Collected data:
Begin
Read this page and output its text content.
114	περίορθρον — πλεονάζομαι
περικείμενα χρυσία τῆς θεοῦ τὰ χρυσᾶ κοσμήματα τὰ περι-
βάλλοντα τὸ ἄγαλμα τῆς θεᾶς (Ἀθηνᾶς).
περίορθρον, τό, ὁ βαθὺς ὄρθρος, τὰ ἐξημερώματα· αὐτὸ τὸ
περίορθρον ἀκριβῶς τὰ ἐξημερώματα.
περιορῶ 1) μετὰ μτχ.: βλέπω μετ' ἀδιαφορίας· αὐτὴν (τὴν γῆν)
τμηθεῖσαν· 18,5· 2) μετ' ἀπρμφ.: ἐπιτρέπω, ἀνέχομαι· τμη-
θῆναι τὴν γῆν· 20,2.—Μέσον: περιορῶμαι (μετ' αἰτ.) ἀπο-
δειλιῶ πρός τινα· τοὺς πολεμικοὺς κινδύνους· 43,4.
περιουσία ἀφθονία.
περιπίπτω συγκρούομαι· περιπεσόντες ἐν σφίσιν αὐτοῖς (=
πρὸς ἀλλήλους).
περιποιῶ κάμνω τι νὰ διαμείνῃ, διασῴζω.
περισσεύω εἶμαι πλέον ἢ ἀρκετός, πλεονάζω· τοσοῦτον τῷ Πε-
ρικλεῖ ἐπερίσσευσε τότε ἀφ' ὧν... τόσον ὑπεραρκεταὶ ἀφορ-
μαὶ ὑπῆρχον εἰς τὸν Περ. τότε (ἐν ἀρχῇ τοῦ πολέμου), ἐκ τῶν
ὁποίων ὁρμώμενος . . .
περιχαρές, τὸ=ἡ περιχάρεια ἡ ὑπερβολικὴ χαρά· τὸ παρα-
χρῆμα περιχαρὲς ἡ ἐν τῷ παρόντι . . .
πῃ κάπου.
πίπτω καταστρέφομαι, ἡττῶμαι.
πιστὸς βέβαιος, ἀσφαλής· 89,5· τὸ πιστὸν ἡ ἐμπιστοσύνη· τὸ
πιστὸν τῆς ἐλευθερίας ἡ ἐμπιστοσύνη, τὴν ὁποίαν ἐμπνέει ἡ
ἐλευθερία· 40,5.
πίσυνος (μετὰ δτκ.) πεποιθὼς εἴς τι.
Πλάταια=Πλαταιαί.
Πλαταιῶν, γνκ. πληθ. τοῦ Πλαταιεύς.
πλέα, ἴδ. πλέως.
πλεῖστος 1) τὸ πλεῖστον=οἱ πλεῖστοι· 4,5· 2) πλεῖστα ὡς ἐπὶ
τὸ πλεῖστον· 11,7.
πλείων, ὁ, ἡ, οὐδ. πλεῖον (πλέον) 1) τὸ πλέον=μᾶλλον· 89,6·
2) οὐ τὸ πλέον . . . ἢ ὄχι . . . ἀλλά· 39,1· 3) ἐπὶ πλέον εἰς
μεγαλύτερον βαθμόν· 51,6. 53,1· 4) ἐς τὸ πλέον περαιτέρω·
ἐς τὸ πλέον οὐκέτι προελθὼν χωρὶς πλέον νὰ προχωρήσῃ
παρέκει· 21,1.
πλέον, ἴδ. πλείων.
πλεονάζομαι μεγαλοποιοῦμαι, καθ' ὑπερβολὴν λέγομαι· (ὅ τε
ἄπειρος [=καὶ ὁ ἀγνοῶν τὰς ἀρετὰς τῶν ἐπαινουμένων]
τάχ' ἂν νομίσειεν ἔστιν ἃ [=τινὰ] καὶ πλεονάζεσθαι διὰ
End
Begin
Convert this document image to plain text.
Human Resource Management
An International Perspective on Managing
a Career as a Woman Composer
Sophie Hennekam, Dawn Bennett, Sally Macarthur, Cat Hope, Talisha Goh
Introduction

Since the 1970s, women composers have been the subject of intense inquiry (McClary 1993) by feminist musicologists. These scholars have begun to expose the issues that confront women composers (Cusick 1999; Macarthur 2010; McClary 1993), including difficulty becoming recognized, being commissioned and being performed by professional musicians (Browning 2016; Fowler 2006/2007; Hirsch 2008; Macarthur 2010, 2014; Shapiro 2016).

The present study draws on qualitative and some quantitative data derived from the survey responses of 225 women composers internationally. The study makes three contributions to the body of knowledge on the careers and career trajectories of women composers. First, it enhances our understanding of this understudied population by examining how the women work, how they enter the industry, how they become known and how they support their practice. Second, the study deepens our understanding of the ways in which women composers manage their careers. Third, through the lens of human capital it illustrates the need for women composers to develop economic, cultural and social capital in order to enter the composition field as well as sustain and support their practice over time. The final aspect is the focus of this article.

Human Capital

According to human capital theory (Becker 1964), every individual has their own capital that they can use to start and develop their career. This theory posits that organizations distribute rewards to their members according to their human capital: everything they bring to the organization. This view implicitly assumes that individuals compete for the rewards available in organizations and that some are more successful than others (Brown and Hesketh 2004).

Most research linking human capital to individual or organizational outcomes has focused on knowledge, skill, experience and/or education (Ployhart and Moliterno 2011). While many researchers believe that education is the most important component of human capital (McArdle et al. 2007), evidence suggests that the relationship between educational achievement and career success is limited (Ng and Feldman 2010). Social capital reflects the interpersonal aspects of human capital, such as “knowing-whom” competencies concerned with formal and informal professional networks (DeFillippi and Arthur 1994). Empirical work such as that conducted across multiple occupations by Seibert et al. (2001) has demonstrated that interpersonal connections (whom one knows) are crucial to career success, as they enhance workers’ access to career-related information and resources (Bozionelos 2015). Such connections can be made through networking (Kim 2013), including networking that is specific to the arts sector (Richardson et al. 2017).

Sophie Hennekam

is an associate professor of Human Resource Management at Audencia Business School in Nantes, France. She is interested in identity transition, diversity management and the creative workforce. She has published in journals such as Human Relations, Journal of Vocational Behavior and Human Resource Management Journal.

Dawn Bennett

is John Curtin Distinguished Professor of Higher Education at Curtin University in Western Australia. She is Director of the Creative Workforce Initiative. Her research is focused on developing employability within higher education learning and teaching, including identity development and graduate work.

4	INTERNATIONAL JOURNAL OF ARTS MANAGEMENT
End
Copy every line of the listing that contains the word "Bennett".

Sophie Hennekam, Dawn Bennett, Sally Macarthur, Cat Hope, Talisha Goh
Dawn Bennett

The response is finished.